INSTRUÇÃO ESCRITA A: Imprima sem nenhuma alteração as linhas dos registros, começando pela que contém "x-tick-label: 2023-11: [715, 547, 774, 563]" e parando depois da que contém "y-tick-label: 1.0: [40, 114, 62, 130]".
===== TRECHO DO TEXTO
O que se pretende é exatamente verificar em que medida tais serviços podem eventualmente configurar ofensa à aludida cláusula de exclusividade. Todavia, a questão não pode ser integralmente compreendida apenas em face dos dispositivos da Lei Ferrari. Também os princípios constitucionais relacionados à atividade económica, bem como as regras constantes da Lei 8.884, de 1994, que previnem e reprimem as infrações à ordem económica, devem ser tomados em conta.

Com esta finalidade, primeiramente o presente estudo enfrentará algumas questões relacionadas à regulação do mercado por parte do Estado, já que as normas relativas à liberdade de concorrência são instrumentos de que este se vale para desempenhar tal papel. Também se observará que as regras da defesa da concorrência assumem diversas funções, de acordo com a orientação constitucionalmente assumida no campo económico em determinado momento, destacando-se as peculiaridades inerentes ao regime jurídico da livre concorrência tal como configurado pela Constituição Brasileira de 1988. Após tais considerações poderá ser enfrentada a questão da exclusividade na venda de veículos automotores, bem como dos reflexos que eventualmente a venda por meio da Internet possa ensejar neste campo.
==========
===== DADOS FORNECIDOS
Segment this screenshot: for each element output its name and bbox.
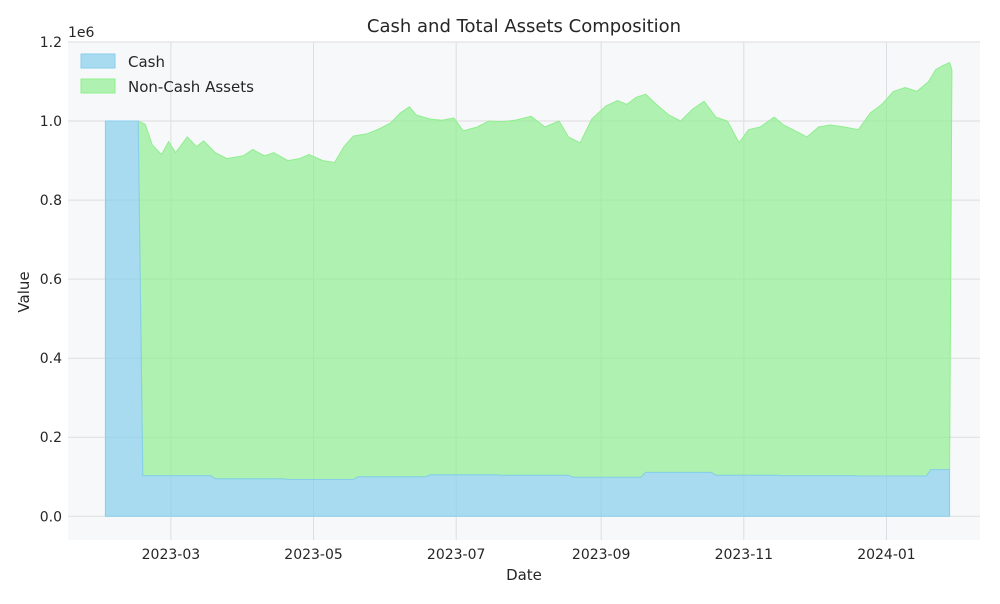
x-tick-label: 2023-11: [715, 547, 774, 563]
y-tick-label: 1.2: [40, 35, 62, 51]
x-tick-label: 2023-07: [427, 547, 486, 563]
legend-label-cash: Cash: [128, 53, 165, 71]
legend-swatch-cash: [80, 53, 116, 69]
x-tick-label: 2023-05: [284, 547, 343, 563]
legend-swatch-non-cash-assets: [80, 78, 116, 94]
chart-title: Cash and Total Assets Composition: [367, 16, 681, 37]
y-tick-label: 0.0: [40, 509, 62, 525]
y-axis-label: Value: [15, 271, 33, 312]
x-tick-label: 2023-09: [572, 547, 631, 563]
y-tick-labels: 0.0 0.2 0.4 0.6 0.8 1.0 1.2: [40, 35, 62, 525]
legend: Cash Non-Cash Assets: [80, 53, 254, 96]
x-axis-label: Date: [506, 566, 542, 584]
y-tick-label: 0.4: [40, 351, 62, 367]
legend-label-non-cash-assets: Non-Cash Assets: [128, 78, 254, 96]
area-cash: [104, 120, 951, 517]
x-tick-label: 2024-01: [857, 547, 916, 563]
y-tick-label: 0.6: [40, 272, 62, 288]
y-tick-label: 0.2: [40, 430, 62, 446]
y-axis-multiplier: 1e6: [68, 25, 95, 41]
y-tick-label: 0.8: [40, 193, 62, 209]
x-tick-label: 2023-03: [142, 547, 201, 563]
y-tick-label: 1.0: [40, 114, 62, 130]
x-tick-labels: 2023-03 2023-05 2023-07 2023-09 2023-11 2024-…: [142, 547, 916, 563]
==========
INSTRUÇÃO ESCRITA B: Do texto sobre a defesa da concorrência, forneça uma cópia fiel do trecho que começa nas palavras "Com esta finalidade, primeiramente" e termina após "ensejar neste campo.".

RESPOSTA COMPLETA A:
x-tick-label: 2023-11: [715, 547, 774, 563]
y-tick-label: 1.2: [40, 35, 62, 51]
x-tick-label: 2023-07: [427, 547, 486, 563]
legend-label-cash: Cash: [128, 53, 165, 71]
legend-swatch-cash: [80, 53, 116, 69]
x-tick-label: 2023-05: [284, 547, 343, 563]
legend-swatch-non-cash-assets: [80, 78, 116, 94]
chart-title: Cash and Total Assets Composition: [367, 16, 681, 37]
y-tick-label: 0.0: [40, 509, 62, 525]
y-axis-label: Value: [15, 271, 33, 312]
x-tick-label: 2023-09: [572, 547, 631, 563]
y-tick-labels: 0.0 0.2 0.4 0.6 0.8 1.0 1.2: [40, 35, 62, 525]
legend: Cash Non-Cash Assets: [80, 53, 254, 96]
x-axis-label: Date: [506, 566, 542, 584]
y-tick-label: 0.4: [40, 351, 62, 367]
legend-label-non-cash-assets: Non-Cash Assets: [128, 78, 254, 96]
area-cash: [104, 120, 951, 517]
x-tick-label: 2024-01: [857, 547, 916, 563]
y-tick-label: 0.6: [40, 272, 62, 288]
y-tick-label: 0.2: [40, 430, 62, 446]
y-axis-multiplier: 1e6: [68, 25, 95, 41]
y-tick-label: 0.8: [40, 193, 62, 209]
x-tick-label: 2023-03: [142, 547, 201, 563]
y-tick-label: 1.0: [40, 114, 62, 130]

RESPOSTA COMPLETA B:
Com esta finalidade, primeiramente o presente estudo enfrentará algumas questões relacionadas à regulação do mercado por parte do Estado, já que as normas relativas à liberdade de concorrência são instrumentos de que este se vale para desempenhar tal papel. Também se observará que as regras da defesa da concorrência assumem diversas funções, de acordo com a orientação constitucionalmente assumida no campo económico em determinado momento, destacando-se as peculiaridades inerentes ao regime jurídico da livre concorrência tal como configurado pela Constituição Brasileira de 1988. Após tais considerações poderá ser enfrentada a questão da exclusividade na venda de veículos automotores, bem como dos reflexos que eventualmente a venda por meio da Internet possa ensejar neste campo.